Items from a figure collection

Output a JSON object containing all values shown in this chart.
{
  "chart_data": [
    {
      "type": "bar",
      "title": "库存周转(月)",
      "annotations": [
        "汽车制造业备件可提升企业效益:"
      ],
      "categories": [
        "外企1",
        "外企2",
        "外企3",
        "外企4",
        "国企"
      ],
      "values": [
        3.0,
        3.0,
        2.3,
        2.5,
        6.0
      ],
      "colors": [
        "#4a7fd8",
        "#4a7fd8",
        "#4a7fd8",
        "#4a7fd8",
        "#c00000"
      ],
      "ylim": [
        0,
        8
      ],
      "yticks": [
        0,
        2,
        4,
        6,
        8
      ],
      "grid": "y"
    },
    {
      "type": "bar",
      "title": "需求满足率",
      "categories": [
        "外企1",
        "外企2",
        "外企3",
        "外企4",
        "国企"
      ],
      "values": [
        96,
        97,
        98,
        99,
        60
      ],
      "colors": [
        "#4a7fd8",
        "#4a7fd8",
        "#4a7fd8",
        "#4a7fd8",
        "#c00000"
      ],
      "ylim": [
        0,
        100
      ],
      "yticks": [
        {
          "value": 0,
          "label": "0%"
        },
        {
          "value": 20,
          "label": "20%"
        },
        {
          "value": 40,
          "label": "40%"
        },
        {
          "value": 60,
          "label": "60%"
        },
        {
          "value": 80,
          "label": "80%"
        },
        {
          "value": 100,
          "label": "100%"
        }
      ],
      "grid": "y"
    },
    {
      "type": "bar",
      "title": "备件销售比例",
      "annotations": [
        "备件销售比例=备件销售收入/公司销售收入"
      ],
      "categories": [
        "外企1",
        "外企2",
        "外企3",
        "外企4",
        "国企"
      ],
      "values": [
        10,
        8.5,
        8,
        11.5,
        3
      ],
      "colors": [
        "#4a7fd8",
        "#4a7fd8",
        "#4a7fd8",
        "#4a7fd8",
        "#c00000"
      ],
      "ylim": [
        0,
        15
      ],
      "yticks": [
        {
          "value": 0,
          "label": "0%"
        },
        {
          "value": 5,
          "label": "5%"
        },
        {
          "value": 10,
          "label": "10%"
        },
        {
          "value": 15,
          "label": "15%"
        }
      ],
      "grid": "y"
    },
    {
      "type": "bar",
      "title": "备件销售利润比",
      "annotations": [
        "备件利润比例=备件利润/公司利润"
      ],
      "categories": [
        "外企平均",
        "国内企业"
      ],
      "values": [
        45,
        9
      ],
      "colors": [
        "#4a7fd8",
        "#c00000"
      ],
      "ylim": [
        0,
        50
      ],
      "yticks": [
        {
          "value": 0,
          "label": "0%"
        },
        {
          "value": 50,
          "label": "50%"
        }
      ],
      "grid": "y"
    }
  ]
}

• Problem description: Quote each line above in full, word for word.

• Result:
Output a JSON object containing all values shown in this chart.
{
  "chart_data": [
    {
      "type": "bar",
      "title": "库存周转(月)",
      "annotations": [
        "汽车制造业备件可提升企业效益:"
      ],
      "categories": [
        "外企1",
        "外企2",
        "外企3",
        "外企4",
        "国企"
      ],
      "values": [
        3.0,
        3.0,
        2.3,
        2.5,
        6.0
      ],
      "colors": [
        "#4a7fd8",
        "#4a7fd8",
        "#4a7fd8",
        "#4a7fd8",
        "#c00000"
      ],
      "ylim": [
        0,
        8
      ],
      "yticks": [
        0,
        2,
        4,
        6,
        8
      ],
      "grid": "y"
    },
    {
      "type": "bar",
      "title": "需求满足率",
      "categories": [
        "外企1",
        "外企2",
        "外企3",
        "外企4",
        "国企"
      ],
      "values": [
        96,
        97,
        98,
        99,
        60
      ],
      "colors": [
        "#4a7fd8",
        "#4a7fd8",
        "#4a7fd8",
        "#4a7fd8",
        "#c00000"
      ],
      "ylim": [
        0,
        100
      ],
      "yticks": [
        {
          "value": 0,
          "label": "0%"
        },
        {
          "value": 20,
          "label": "20%"
        },
        {
          "value": 40,
          "label": "40%"
        },
        {
          "value": 60,
          "label": "60%"
        },
        {
          "value": 80,
          "label": "80%"
        },
        {
          "value": 100,
          "label": "100%"
        }
      ],
      "grid": "y"
    },
    {
      "type": "bar",
      "title": "备件销售比例",
      "annotations": [
        "备件销售比例=备件销售收入/公司销售收入"
      ],
      "categories": [
        "外企1",
        "外企2",
        "外企3",
        "外企4",
        "国企"
      ],
      "values": [
        10,
        8.5,
        8,
        11.5,
        3
      ],
      "colors": [
        "#4a7fd8",
        "#4a7fd8",
        "#4a7fd8",
        "#4a7fd8",
        "#c00000"
      ],
      "ylim": [
        0,
        15
      ],
      "yticks": [
        {
          "value": 0,
          "label": "0%"
        },
        {
          "value": 5,
          "label": "5%"
        },
        {
          "value": 10,
          "label": "10%"
        },
        {
          "value": 15,
          "label": "15%"
        }
      ],
      "grid": "y"
    },
    {
      "type": "bar",
      "title": "备件销售利润比",
      "annotations": [
        "备件利润比例=备件利润/公司利润"
      ],
      "categories": [
        "外企平均",
        "国内企业"
      ],
      "values": [
        45,
        9
      ],
      "colors": [
        "#4a7fd8",
        "#c00000"
      ],
      "ylim": [
        0,
        50
      ],
      "yticks": [
        {
          "value": 0,
          "label": "0%"
        },
        {
          "value": 50,
          "label": "50%"
        }
      ],
      "grid": "y"
    }
  ]
}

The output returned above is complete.